##### READING TEXT
# Rat chewed through mouse cord.



## radlations (May 24, 2008)

So I left my mouse in their play area(my bed) and I turned around to read something on the computer and then I heard some chirp click sounds I turned around and saw Bi-Zoo chewing on the cord. 

She was probly chewing it for 5 seconds and she basically bit the cord in half.

Why do they do this? Is there some material in the cord that attracts them?


----------



## Stace87 (Jun 24, 2008)

Mine seem to be attracted to anything rubbery


----------



## CaptainFlow (May 16, 2007)

I'm pretty sure they just chew. No reasons, unless they're just testing objects for tastiness. 
Every day I find more things with a little nibble taken out of them... and they always have lab blocks available and they get Suebees a couple times a day, so I know it's not hunger...


----------



## phaidraft (Apr 9, 2008)

Stace87 said:


> Mine seem to be attracted to anything rubbery


Ditto.


----------



## Stace87 (Jun 24, 2008)

phaidraft said:


> Stace87 said:
> 
> 
> > Mine seem to be attracted to anything rubbery
> ...


If they find anything small thats rubbery they ALWAYS bound off with it. Or try to get a nibble of things too big to move . I wonder why


----------



## A1APassion (Jul 29, 2007)

they were just teaching you a valuable lesson 

*everything belongs to them*


so if anything is left out where they can find it or access it, they will do with it as they wish


----------



## collisiontheory89 (Apr 16, 2008)

Agreed on the rubbery thing, my rats just love blu-tack! I let them out one night only to see they had found a great big ball of blu-tack and were trying to make off with it-luckily I stopped them! I think rats just like to chew...


----------



## Susinko (Apr 29, 2008)

One of the rats chewed my husband's headset. Those little nibblers will chew anything! Even my pants.


----------



## Stace87 (Jun 24, 2008)

Oh yes definately blu-tack! My boyfriend sometimes has some stuck under the computer desk so it doesn't get lost, seen them run off with that many times lol, they never try to eat it though. Silly boys :lol:


----------



## KayRatz (Apr 5, 2007)

My rats have chewed a mouse cord, a keyboard cord, headphone cord, speakers cords...


----------



## Stace87 (Jun 24, 2008)

Wireless mice and keyboards


----------



## KayRatz (Apr 5, 2007)

I have a wireless mouse now


----------



## OnlyOno (Apr 4, 2007)

laptop power cord, aquarium light cord, extension cords, speaker cords. i have heard horror stories and seen pics of rats that were electrocuted by chewing on live wires so i am very scared my poor dumb babies will get hurt, and i try very hard to keep cords out of their reach, but it seems that nothing is safe. :'(


----------



## abbycrazed (Mar 7, 2008)
##########
##### DATASET CONTENT
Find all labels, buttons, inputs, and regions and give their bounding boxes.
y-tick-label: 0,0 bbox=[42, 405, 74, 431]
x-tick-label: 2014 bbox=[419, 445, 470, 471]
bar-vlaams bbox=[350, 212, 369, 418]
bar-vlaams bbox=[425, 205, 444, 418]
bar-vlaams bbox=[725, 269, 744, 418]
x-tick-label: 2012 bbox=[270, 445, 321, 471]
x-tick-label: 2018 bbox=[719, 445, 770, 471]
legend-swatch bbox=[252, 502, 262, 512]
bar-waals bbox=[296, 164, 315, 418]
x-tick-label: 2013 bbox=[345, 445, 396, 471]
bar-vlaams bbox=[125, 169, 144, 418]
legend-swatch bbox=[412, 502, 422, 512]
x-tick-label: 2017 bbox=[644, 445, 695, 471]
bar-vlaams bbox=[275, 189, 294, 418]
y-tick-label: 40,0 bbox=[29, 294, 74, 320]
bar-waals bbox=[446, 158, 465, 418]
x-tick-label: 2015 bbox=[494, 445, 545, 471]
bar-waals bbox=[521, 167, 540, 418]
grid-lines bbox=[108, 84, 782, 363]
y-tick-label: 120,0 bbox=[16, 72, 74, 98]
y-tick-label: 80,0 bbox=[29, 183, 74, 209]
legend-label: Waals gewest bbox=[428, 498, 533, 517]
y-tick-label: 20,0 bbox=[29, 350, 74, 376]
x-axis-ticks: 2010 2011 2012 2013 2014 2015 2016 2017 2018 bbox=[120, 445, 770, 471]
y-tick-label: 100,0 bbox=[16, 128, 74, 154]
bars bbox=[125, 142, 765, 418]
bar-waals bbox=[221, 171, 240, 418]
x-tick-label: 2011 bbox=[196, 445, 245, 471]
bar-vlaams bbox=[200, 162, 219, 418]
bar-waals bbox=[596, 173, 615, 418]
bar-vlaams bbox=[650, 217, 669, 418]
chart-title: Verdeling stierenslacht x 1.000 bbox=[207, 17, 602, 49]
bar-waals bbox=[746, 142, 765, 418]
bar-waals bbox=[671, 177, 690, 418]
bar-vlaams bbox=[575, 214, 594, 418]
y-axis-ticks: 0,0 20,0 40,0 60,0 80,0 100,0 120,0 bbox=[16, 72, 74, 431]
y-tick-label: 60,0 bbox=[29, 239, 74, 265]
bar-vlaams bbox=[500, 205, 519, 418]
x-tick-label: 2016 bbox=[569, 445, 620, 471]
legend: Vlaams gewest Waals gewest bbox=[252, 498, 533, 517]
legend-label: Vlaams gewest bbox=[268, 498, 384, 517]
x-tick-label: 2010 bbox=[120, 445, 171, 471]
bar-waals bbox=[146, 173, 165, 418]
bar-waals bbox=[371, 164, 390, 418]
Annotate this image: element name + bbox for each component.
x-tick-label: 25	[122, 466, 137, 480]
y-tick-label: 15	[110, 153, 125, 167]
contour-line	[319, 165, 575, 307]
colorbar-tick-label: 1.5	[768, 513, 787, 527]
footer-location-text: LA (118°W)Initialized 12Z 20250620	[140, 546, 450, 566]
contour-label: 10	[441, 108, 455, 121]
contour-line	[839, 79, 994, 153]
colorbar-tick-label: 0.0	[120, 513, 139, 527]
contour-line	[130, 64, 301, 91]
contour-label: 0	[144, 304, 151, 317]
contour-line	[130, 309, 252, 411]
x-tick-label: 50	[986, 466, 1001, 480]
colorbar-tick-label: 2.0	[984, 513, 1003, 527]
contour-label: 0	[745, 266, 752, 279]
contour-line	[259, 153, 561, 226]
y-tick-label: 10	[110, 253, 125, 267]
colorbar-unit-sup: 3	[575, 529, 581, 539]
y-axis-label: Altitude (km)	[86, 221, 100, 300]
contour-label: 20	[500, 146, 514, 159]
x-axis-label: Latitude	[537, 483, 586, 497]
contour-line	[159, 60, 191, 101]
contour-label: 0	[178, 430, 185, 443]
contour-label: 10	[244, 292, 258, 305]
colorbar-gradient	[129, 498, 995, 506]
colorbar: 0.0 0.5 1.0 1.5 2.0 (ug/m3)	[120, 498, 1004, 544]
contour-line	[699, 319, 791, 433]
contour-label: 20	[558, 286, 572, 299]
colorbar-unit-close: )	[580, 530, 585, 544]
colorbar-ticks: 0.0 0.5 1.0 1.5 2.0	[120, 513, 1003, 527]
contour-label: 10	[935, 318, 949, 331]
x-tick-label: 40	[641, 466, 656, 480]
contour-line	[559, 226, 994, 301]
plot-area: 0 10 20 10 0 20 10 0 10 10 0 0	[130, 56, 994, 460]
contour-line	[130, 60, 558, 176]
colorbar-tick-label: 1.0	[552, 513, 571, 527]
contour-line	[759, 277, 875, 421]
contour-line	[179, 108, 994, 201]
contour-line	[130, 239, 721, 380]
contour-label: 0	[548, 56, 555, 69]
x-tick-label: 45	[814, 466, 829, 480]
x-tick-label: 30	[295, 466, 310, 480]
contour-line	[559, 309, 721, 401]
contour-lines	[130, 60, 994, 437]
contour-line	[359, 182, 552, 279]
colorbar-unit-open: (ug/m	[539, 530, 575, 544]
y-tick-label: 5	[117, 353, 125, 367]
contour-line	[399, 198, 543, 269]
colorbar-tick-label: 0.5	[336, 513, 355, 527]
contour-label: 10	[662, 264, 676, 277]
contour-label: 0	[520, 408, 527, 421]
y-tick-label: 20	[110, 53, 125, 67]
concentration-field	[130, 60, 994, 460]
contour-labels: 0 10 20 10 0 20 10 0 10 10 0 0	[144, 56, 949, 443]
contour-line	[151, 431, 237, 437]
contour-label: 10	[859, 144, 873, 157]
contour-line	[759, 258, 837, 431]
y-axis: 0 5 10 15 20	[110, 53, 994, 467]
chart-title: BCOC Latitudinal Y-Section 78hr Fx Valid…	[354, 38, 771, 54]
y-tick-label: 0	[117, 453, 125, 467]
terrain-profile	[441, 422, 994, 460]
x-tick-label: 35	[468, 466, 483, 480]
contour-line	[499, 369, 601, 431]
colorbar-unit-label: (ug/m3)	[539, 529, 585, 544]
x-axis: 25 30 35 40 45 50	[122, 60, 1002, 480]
##########
# REQUIRED WORK:
1. Convert the data rows into a JSON list of strings, one string per line and no blank lines. Start at the first row and stop after the row containing "bar-waals bbox=[521, 167, 540, 418]".
2. Carry on the forum thread about pet rats chewing through cords from where it stops.
The forum thread and the rows have nothing to do with each other.

# ANSWERS BY TASK:
1.
[
  "Find all labels, buttons, inputs, and regions and give their bounding boxes.",
  "y-tick-label: 0,0 bbox=[42, 405, 74, 431]",
  "x-tick-label: 2014 bbox=[419, 445, 470, 471]",
  "bar-vlaams bbox=[350, 212, 369, 418]",
  "bar-vlaams bbox=[425, 205, 444, 418]",
  "bar-vlaams bbox=[725, 269, 744, 418]",
  "x-tick-label: 2012 bbox=[270, 445, 321, 471]",
  "x-tick-label: 2018 bbox=[719, 445, 770, 471]",
  "legend-swatch bbox=[252, 502, 262, 512]",
  "bar-waals bbox=[296, 164, 315, 418]",
  "x-tick-label: 2013 bbox=[345, 445, 396, 471]",
  "bar-vlaams bbox=[125, 169, 144, 418]",
  "legend-swatch bbox=[412, 502, 422, 512]",
  "x-tick-label: 2017 bbox=[644, 445, 695, 471]",
  "bar-vlaams bbox=[275, 189, 294, 418]",
  "y-tick-label: 40,0 bbox=[29, 294, 74, 320]",
  "bar-waals bbox=[446, 158, 465, 418]",
  "x-tick-label: 2015 bbox=[494, 445, 545, 471]",
  "bar-waals bbox=[521, 167, 540, 418]"
]

2.
Curtains, bedsheets, posters... They don't seem to like my computer. But then again my camera does an annoying beep whenever anything comes into view so that probably deters them. (annoys the h-e-11 out of me!!!)

the curtains.... ugh. i swear, the cage was a foot away from the wall. must've been a gust of wind and the rat grabbed the curtain through the cage. 

OOOH. The first rat i got, abby, doesn't chew them, but likes to pull my (clean) unmentionables into her cage whenever I let her out. That's when my parents let me talk them into getting me a dresser xD


----------



## Mana (Apr 22, 2007)

They love cords. That's why we need to be very careful that they never have access to anything that could electrocute them when they chew 

I've lost a mouse, iPod earphones, a set of speakers, and a monitor cord to rattie teeth ^^; Now I keep all the cords of my computer hardware covered in cardboard. That way when they chew, I can hear it and shoo them away XD The earphones were due to my own stupidity though - I set them on top of the cage for a second and then forgot >.< The next morning I looked in the cage and was like "What's all this stringy red and green stuff?" and then I saw the cordless ear buds still on top of the cage because they didn't fit through the hardware cloth :lol:


----------



## Stace87 (Jun 24, 2008)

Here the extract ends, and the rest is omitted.